> Instructions to follow
Your task is to copy each line that has the word "significa".

(Saved entries)
..........

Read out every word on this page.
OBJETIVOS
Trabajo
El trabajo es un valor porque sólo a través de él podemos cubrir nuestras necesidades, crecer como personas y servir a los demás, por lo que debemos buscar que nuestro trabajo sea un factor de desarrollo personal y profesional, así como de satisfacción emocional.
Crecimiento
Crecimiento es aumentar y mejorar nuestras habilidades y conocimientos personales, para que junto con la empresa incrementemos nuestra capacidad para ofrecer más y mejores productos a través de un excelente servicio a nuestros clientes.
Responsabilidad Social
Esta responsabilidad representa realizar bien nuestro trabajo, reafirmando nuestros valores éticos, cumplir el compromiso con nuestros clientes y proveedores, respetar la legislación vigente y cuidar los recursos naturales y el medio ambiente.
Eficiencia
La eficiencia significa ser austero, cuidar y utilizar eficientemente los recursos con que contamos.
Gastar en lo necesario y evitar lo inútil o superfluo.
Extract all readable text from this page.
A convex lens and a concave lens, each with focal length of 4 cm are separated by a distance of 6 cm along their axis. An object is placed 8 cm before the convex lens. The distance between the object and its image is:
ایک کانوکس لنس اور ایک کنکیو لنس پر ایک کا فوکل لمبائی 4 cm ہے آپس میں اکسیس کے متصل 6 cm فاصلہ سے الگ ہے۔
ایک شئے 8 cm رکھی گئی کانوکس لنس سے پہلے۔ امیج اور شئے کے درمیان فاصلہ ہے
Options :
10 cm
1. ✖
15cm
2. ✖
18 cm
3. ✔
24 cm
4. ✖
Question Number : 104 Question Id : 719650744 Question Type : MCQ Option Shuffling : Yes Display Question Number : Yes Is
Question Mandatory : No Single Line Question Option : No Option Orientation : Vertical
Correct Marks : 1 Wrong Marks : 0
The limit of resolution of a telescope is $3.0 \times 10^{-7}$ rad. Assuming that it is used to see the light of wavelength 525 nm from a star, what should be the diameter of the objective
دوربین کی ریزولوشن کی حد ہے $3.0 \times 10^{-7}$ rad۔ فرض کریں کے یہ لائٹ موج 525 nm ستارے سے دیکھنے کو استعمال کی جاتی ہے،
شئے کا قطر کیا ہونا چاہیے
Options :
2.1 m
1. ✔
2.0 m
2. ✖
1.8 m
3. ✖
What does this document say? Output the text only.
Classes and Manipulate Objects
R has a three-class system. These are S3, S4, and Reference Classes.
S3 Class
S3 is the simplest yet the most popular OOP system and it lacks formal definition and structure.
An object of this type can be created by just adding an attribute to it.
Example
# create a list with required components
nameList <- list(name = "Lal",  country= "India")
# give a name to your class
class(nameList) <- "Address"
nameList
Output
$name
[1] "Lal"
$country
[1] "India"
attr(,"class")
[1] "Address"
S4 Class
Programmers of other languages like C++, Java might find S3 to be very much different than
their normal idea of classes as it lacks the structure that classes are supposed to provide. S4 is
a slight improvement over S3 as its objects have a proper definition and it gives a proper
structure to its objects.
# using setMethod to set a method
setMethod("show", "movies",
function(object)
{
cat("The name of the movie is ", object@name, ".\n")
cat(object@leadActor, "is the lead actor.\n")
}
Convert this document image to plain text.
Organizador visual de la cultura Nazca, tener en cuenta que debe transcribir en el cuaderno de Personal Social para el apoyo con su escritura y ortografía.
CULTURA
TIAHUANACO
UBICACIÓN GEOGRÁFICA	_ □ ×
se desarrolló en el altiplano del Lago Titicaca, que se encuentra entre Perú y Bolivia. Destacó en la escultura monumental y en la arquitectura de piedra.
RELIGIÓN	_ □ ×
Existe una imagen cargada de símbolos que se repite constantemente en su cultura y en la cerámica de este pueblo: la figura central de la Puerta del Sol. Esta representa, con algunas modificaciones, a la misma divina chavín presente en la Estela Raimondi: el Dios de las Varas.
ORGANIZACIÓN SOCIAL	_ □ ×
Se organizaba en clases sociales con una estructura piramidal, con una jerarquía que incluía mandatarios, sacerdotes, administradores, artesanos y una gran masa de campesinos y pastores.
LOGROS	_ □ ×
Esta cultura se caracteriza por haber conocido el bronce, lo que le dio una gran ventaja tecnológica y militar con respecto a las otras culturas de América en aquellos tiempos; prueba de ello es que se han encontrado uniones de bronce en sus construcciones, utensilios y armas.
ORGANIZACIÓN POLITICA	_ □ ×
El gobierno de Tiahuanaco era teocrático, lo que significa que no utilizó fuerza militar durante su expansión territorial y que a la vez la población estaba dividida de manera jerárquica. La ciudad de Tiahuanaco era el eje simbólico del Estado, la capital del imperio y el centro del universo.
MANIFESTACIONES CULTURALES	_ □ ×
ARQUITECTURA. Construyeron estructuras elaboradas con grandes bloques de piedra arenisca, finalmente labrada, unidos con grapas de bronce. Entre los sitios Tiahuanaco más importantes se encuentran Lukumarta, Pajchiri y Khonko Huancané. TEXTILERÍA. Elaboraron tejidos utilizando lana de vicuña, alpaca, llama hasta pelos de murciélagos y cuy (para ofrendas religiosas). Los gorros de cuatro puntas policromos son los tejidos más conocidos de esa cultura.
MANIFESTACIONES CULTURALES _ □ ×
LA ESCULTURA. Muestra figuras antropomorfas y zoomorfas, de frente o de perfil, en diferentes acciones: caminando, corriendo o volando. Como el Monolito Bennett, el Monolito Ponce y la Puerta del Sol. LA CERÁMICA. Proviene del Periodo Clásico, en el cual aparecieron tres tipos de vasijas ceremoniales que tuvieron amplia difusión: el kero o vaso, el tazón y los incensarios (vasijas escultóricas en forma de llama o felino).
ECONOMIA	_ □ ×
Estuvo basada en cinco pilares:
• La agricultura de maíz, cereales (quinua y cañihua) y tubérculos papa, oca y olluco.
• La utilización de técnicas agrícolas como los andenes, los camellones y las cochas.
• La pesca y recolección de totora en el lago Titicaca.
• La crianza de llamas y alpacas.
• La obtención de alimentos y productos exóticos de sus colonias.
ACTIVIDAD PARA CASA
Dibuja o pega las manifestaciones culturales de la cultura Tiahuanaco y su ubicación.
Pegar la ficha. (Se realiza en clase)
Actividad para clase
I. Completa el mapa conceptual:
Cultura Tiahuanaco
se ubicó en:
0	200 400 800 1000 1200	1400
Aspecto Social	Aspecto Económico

..........

> Response to this exercise
La eficiencia significa ser austero, cuidar y utilizar eficientemente los recursos con que contamos.
El gobierno de Tiahuanaco era teocrático, lo que significa que no utilizó fuerza militar durante su expansión territorial y que a la vez la población estaba dividida de manera jerárquica. La ciudad de Tiahuanaco era el eje simbólico del Estado, la capital del imperio y el centro del universo.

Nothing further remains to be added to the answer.